Set problem:
Transcribe each record exactly. Include every one.

Available records:
::::::::

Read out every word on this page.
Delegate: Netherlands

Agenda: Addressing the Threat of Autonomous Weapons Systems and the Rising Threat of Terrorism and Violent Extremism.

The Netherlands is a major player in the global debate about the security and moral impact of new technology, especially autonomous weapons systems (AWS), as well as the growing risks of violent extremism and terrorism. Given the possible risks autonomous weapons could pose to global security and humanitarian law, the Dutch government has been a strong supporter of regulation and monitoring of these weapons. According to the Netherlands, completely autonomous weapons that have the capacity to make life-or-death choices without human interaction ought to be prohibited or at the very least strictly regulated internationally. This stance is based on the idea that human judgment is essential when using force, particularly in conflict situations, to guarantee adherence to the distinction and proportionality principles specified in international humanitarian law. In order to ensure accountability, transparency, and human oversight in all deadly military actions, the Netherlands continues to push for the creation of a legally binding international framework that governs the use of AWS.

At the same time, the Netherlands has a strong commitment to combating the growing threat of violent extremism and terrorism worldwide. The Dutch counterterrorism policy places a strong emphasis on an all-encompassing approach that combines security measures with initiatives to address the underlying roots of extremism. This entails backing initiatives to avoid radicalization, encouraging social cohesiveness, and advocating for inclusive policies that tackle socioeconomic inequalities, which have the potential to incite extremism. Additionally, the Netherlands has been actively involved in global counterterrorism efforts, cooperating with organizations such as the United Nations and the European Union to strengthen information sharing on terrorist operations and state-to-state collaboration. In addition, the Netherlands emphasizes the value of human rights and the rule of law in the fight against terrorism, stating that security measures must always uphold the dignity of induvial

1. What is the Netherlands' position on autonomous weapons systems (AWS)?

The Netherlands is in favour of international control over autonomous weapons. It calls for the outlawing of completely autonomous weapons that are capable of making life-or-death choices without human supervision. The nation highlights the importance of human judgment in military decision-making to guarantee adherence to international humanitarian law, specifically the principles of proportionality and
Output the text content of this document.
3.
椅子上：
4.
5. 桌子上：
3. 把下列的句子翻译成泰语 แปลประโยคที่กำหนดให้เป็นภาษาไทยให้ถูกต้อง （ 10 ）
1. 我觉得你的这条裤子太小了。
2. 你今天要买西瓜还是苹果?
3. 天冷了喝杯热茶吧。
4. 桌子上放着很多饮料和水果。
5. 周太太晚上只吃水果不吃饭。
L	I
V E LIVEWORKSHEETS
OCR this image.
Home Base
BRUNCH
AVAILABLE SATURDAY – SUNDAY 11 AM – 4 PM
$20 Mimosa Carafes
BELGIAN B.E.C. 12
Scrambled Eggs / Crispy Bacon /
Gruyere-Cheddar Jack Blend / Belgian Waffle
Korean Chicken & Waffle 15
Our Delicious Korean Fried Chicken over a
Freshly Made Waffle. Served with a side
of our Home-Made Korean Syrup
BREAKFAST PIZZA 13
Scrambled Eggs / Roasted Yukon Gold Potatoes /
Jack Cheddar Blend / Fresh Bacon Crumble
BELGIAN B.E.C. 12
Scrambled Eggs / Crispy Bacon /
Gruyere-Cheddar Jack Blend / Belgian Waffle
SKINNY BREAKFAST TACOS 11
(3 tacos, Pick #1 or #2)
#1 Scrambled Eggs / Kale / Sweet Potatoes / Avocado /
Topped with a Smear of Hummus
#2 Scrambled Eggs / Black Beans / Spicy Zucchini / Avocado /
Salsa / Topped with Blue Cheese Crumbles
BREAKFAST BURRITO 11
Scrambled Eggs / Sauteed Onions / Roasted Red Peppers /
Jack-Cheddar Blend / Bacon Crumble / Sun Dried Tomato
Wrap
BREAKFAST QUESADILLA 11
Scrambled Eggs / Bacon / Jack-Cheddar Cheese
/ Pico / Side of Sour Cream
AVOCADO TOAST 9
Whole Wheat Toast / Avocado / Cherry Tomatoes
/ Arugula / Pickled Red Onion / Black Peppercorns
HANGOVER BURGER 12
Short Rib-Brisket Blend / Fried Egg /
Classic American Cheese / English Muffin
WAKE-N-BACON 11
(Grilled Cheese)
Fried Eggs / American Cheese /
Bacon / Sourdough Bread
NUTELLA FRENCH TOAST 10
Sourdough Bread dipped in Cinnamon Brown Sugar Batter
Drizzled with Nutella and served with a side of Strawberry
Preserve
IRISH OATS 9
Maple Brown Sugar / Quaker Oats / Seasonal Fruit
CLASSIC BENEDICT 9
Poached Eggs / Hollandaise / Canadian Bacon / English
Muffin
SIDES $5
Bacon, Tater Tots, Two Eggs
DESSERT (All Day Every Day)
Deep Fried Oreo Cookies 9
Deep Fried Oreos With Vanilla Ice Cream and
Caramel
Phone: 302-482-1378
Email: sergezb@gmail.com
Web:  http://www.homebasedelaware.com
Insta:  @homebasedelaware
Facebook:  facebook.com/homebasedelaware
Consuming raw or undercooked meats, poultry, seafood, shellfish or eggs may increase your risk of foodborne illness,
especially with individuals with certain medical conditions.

::::::::

Answer for this exercise:
Read out every word on this page.
Delegate: Netherlands

Agenda: Addressing the Threat of Autonomous Weapons Systems and the Rising Threat of Terrorism and Violent Extremism.

The Netherlands is a major player in the global debate about the security and moral impact of new technology, especially autonomous weapons systems (AWS), as well as the growing risks of violent extremism and terrorism. Given the possible risks autonomous weapons could pose to global security and humanitarian law, the Dutch government has been a strong supporter of regulation and monitoring of these weapons. According to the Netherlands, completely autonomous weapons that have the capacity to make life-or-death choices without human interaction ought to be prohibited or at the very least strictly regulated internationally. This stance is based on the idea that human judgment is essential when using force, particularly in conflict situations, to guarantee adherence to the distinction and proportionality principles specified in international humanitarian law. In order to ensure accountability, transparency, and human oversight in all deadly military actions, the Netherlands continues to push for the creation of a legally binding international framework that governs the use of AWS.

At the same time, the Netherlands has a strong commitment to combating the growing threat of violent extremism and terrorism worldwide. The Dutch counterterrorism policy places a strong emphasis on an all-encompassing approach that combines security measures with initiatives to address the underlying roots of extremism. This entails backing initiatives to avoid radicalization, encouraging social cohesiveness, and advocating for inclusive policies that tackle socioeconomic inequalities, which have the potential to incite extremism. Additionally, the Netherlands has been actively involved in global counterterrorism efforts, cooperating with organizations such as the United Nations and the European Union to strengthen information sharing on terrorist operations and state-to-state collaboration. In addition, the Netherlands emphasizes the value of human rights and the rule of law in the fight against terrorism, stating that security measures must always uphold the dignity of induvial

1. What is the Netherlands' position on autonomous weapons systems (AWS)?

The Netherlands is in favour of international control over autonomous weapons. It calls for the outlawing of completely autonomous weapons that are capable of making life-or-death choices without human supervision. The nation highlights the importance of human judgment in military decision-making to guarantee adherence to international humanitarian law, specifically the principles of proportionality and
Output the text content of this document.
3.
椅子上：
4.
5. 桌子上：
3. 把下列的句子翻译成泰语 แปลประโยคที่กำหนดให้เป็นภาษาไทยให้ถูกต้อง （ 10 ）
1. 我觉得你的这条裤子太小了。
2. 你今天要买西瓜还是苹果?
3. 天冷了喝杯热茶吧。
4. 桌子上放着很多饮料和水果。
5. 周太太晚上只吃水果不吃饭。
L	I
V E LIVEWORKSHEETS
OCR this image.
Home Base
BRUNCH
AVAILABLE SATURDAY – SUNDAY 11 AM – 4 PM
$20 Mimosa Carafes
BELGIAN B.E.C. 12
Scrambled Eggs / Crispy Bacon /
Gruyere-Cheddar Jack Blend / Belgian Waffle
Korean Chicken & Waffle 15
Our Delicious Korean Fried Chicken over a
Freshly Made Waffle. Served with a side
of our Home-Made Korean Syrup
BREAKFAST PIZZA 13
Scrambled Eggs / Roasted Yukon Gold Potatoes /
Jack Cheddar Blend / Fresh Bacon Crumble
BELGIAN B.E.C. 12
Scrambled Eggs / Crispy Bacon /
Gruyere-Cheddar Jack Blend / Belgian Waffle
SKINNY BREAKFAST TACOS 11
(3 tacos, Pick #1 or #2)
#1 Scrambled Eggs / Kale / Sweet Potatoes / Avocado /
Topped with a Smear of Hummus
#2 Scrambled Eggs / Black Beans / Spicy Zucchini / Avocado /
Salsa / Topped with Blue Cheese Crumbles
BREAKFAST BURRITO 11
Scrambled Eggs / Sauteed Onions / Roasted Red Peppers /
Jack-Cheddar Blend / Bacon Crumble / Sun Dried Tomato
Wrap
BREAKFAST QUESADILLA 11
Scrambled Eggs / Bacon / Jack-Cheddar Cheese
/ Pico / Side of Sour Cream
AVOCADO TOAST 9
Whole Wheat Toast / Avocado / Cherry Tomatoes
/ Arugula / Pickled Red Onion / Black Peppercorns
HANGOVER BURGER 12
Short Rib-Brisket Blend / Fried Egg /
Classic American Cheese / English Muffin
WAKE-N-BACON 11
(Grilled Cheese)
Fried Eggs / American Cheese /
Bacon / Sourdough Bread
NUTELLA FRENCH TOAST 10
Sourdough Bread dipped in Cinnamon Brown Sugar Batter
Drizzled with Nutella and served with a side of Strawberry
Preserve
IRISH OATS 9
Maple Brown Sugar / Quaker Oats / Seasonal Fruit
CLASSIC BENEDICT 9
Poached Eggs / Hollandaise / Canadian Bacon / English
Muffin
SIDES $5
Bacon, Tater Tots, Two Eggs
DESSERT (All Day Every Day)
Deep Fried Oreo Cookies 9
Deep Fried Oreos With Vanilla Ice Cream and
Caramel
Phone: 302-482-1378
Email: sergezb@gmail.com
Web:  http://www.homebasedelaware.com
Insta:  @homebasedelaware
Facebook:  facebook.com/homebasedelaware
Consuming raw or undercooked meats, poultry, seafood, shellfish or eggs may increase your risk of foodborne illness,
especially with individuals with certain medical conditions.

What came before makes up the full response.